> **Directive**: For every line in the data below that contains "name", copy the line.

> **Recorded data**:
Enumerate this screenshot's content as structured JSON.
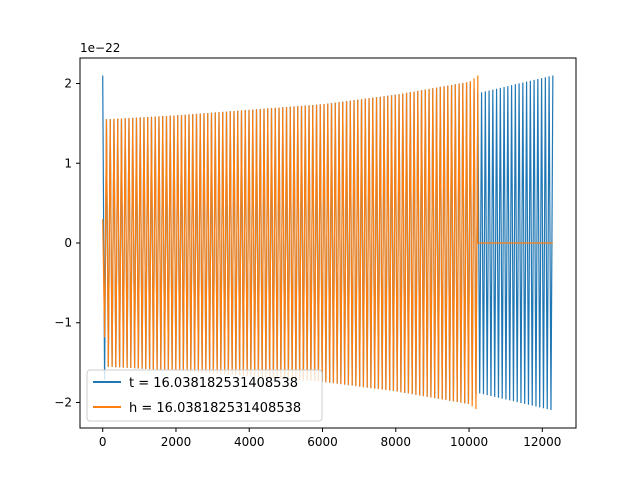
{
  "chart_data": {
    "type": "line",
    "title": "",
    "xlabel": "",
    "ylabel": "",
    "y_multiplier_label": "1e−22",
    "xlim": [
      -620,
      12920
    ],
    "ylim": [
      -2.32,
      2.32
    ],
    "x_ticks": [
      0,
      2000,
      4000,
      6000,
      8000,
      10000,
      12000
    ],
    "x_tick_labels": [
      "0",
      "2000",
      "4000",
      "6000",
      "8000",
      "10000",
      "12000"
    ],
    "y_ticks": [
      -2,
      -1,
      0,
      1,
      2
    ],
    "y_tick_labels": [
      "−2",
      "−1",
      "0",
      "1",
      "2"
    ],
    "grid": false,
    "legend_position": "lower-left",
    "series": [
      {
        "name": "t = 16.038182531408538",
        "color": "#1f77b4",
        "x_range": [
          0,
          12288
        ],
        "envelope_points": {
          "x": [
            0,
            30,
            60,
            2000,
            4000,
            6000,
            8000,
            10000,
            10240,
            12288
          ],
          "amplitude": [
            2.1,
            2.1,
            1.55,
            1.6,
            1.67,
            1.74,
            1.86,
            2.02,
            1.88,
            2.1
          ]
        },
        "oscillations": 240
      },
      {
        "name": "h = 16.038182531408538",
        "color": "#ff7f0e",
        "x_range": [
          0,
          12288
        ],
        "active_x_range": [
          0,
          10240
        ],
        "envelope_points": {
          "x": [
            0,
            30,
            60,
            2000,
            4000,
            6000,
            8000,
            10000,
            10240
          ],
          "amplitude": [
            0.3,
            0.3,
            1.55,
            1.6,
            1.67,
            1.74,
            1.86,
            2.02,
            2.1
          ]
        },
        "flat_value_after": 0,
        "oscillations": 200
      }
    ]
  }
}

> **Full output**:
        "name": "t = 16.038182531408538",
        "name": "h = 16.038182531408538",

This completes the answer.